Data excerpts
▬▬▬▬▬▬
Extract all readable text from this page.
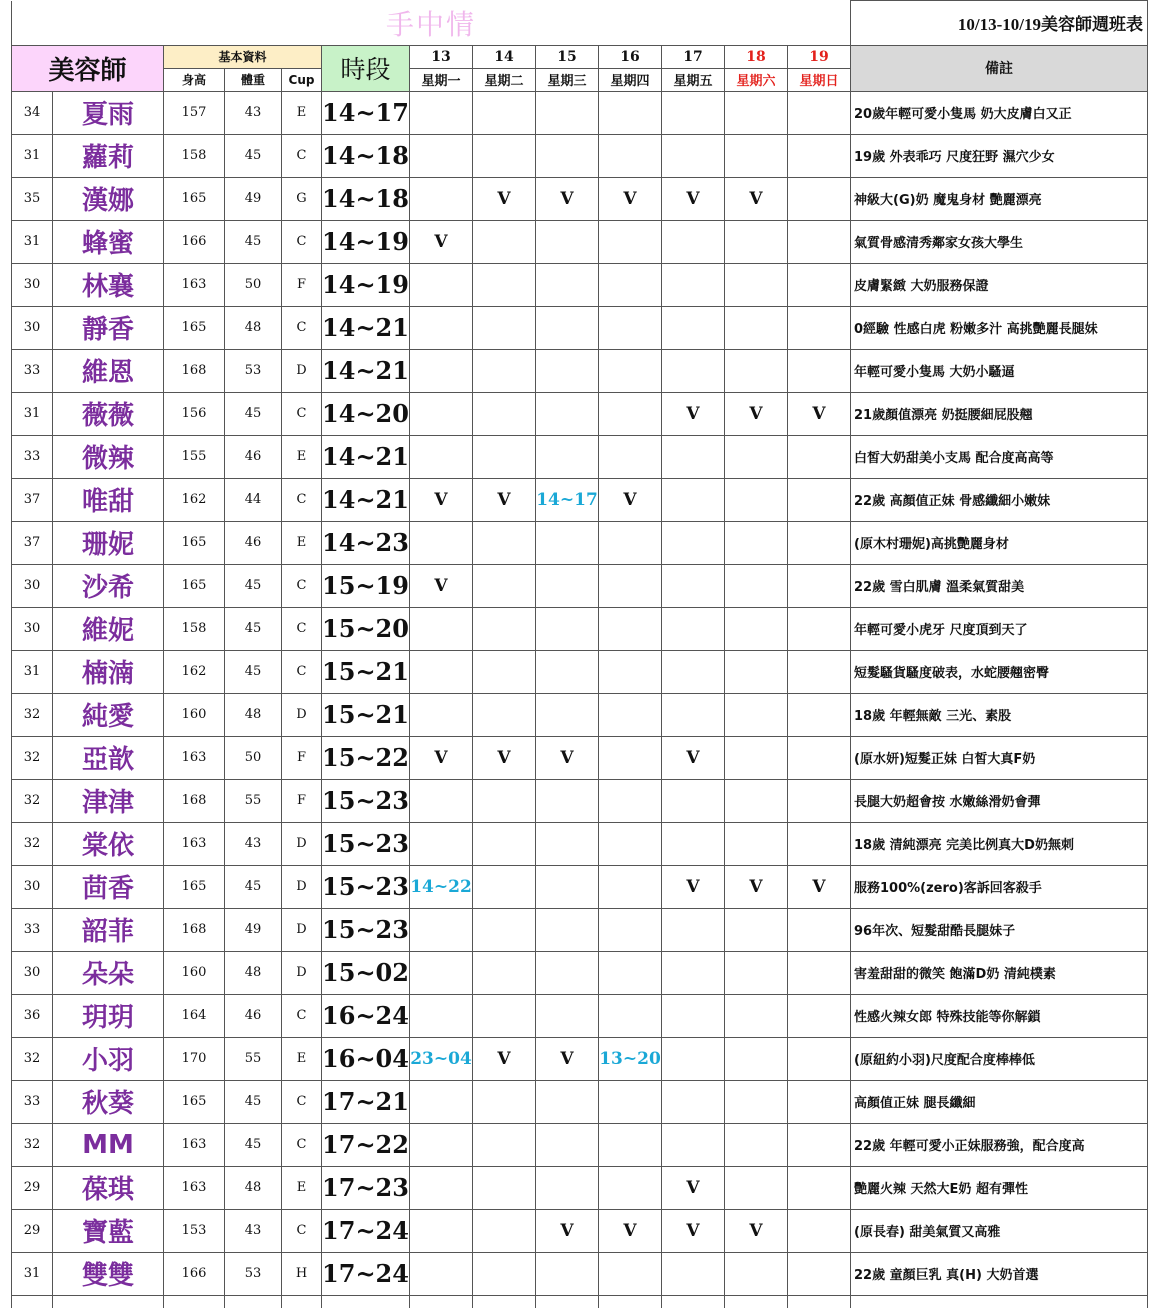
手中情													10/13-10/19美容師週班表
美容師		基本資料			時段	13	14	15	16	17	18	19	備註
		身高	體重	Cup		星期一	星期二	星期三	星期四	星期五	星期六	星期日	
34	夏雨	157	43	E	14~17								20歲年輕可愛小隻馬 奶大皮膚白又正
31	蘿莉	158	45	C	14~18								19歲 外表乖巧 尺度狂野 濕穴少女
35	漢娜	165	49	G	14~18		V	V	V	V	V		神級大(G)奶 魔鬼身材 艷麗漂亮
31	蜂蜜	166	45	C	14~19	V							氣質骨感清秀鄰家女孩大學生
30	林襄	163	50	F	14~19								皮膚緊緻 大奶服務保證
30	靜香	165	48	C	14~21								0經驗 性感白虎 粉嫩多汁 高挑艷麗長腿妹
33	維恩	168	53	D	14~21								年輕可愛小隻馬 大奶小騷逼
31	薇薇	156	45	C	14~20					V	V	V	21歲顏值漂亮 奶挺腰細屁股翹
33	微辣	155	46	E	14~21								白皙大奶甜美小支馬 配合度高高等
37	唯甜	162	44	C	14~21	V	V	14~17	V				22歲 高顏值正妹 骨感纖細小嫩妹
37	珊妮	165	46	E	14~23								(原木村珊妮)高挑艷麗身材
30	沙希	165	45	C	15~19	V							22歲 雪白肌膚 溫柔氣質甜美
30	維妮	158	45	C	15~20								年輕可愛小虎牙 尺度頂到天了
31	楠湳	162	45	C	15~21								短髮騷貨騷度破表，水蛇腰翹密臀
32	純愛	160	48	D	15~21								18歲 年輕無敵 三光、素股
32	亞歆	163	50	F	15~22	V	V	V		V			(原水妍)短髮正妹 白皙大真F奶
32	津津	168	55	F	15~23								長腿大奶超會按 水嫩絲滑奶會彈
32	棠依	163	43	D	15~23								18歲 清純漂亮 完美比例真大D奶無刺
30	茴香	165	45	D	15~23	14~22				V	V	V	服務100%(zero)客訴回客殺手
33	韶菲	168	49	D	15~23								96年次、短髮甜酷長腿妹子
30	朵朵	160	48	D	15~02								害羞甜甜的微笑 飽滿D奶 清純樸素
36	玥玥	164	46	C	16~24								性感火辣女郎 特殊技能等你解鎖
32	小羽	170	55	E	16~04	23~04	V	V	13~20				(原紐約小羽)尺度配合度棒棒低
33	秋葵	165	45	C	17~21								高顏值正妹 腿長纖細
32	MM	163	45	C	17~22								22歲 年輕可愛小正妹服務強，配合度高
29	葆琪	163	48	E	17~23					V			艷麗火辣 天然大E奶 超有彈性
29	寶藍	153	43	C	17~24			V	V	V	V		(原長春) 甜美氣質又高雅
31	雙雙	166	53	H	17~24								22歲 童顏巨乳 真(H) 大奶首選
▬▬▬▬▬▬
Directive
Look through the entries and work out how many lines have the word "高顏值正妹" in them; reply with that number only.

Task output
2